*CHALLENGE*: Tally the lines containing the word "this", and report the tally alone.
=== STORED ROWS ===
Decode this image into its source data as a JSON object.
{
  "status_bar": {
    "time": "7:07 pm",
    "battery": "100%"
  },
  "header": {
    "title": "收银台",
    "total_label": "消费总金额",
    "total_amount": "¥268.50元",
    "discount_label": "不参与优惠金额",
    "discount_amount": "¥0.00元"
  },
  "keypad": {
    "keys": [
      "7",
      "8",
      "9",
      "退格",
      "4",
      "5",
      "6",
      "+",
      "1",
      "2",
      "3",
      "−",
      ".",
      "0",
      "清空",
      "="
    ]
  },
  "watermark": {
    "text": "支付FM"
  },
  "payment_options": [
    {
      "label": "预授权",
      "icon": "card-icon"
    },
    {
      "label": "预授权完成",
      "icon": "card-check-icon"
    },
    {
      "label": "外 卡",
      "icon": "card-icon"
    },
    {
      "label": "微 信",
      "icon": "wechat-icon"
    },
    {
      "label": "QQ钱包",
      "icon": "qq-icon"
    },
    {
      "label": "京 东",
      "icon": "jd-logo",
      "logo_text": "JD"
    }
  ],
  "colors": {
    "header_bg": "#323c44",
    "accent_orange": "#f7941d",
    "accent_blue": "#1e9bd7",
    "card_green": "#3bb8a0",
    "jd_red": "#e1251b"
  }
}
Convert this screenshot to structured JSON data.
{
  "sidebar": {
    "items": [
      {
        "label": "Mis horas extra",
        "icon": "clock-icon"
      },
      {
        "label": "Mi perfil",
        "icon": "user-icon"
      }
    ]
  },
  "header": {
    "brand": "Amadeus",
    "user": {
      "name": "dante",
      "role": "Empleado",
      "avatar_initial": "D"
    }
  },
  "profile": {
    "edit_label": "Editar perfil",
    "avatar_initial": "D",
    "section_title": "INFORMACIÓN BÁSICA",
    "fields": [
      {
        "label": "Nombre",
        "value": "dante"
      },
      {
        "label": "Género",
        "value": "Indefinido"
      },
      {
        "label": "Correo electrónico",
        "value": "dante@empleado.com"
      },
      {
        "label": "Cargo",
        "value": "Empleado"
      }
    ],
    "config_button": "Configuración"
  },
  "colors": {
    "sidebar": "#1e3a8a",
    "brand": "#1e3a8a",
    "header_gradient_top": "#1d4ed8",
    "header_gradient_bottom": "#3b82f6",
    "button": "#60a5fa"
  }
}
===
*THE ANSWER*: 2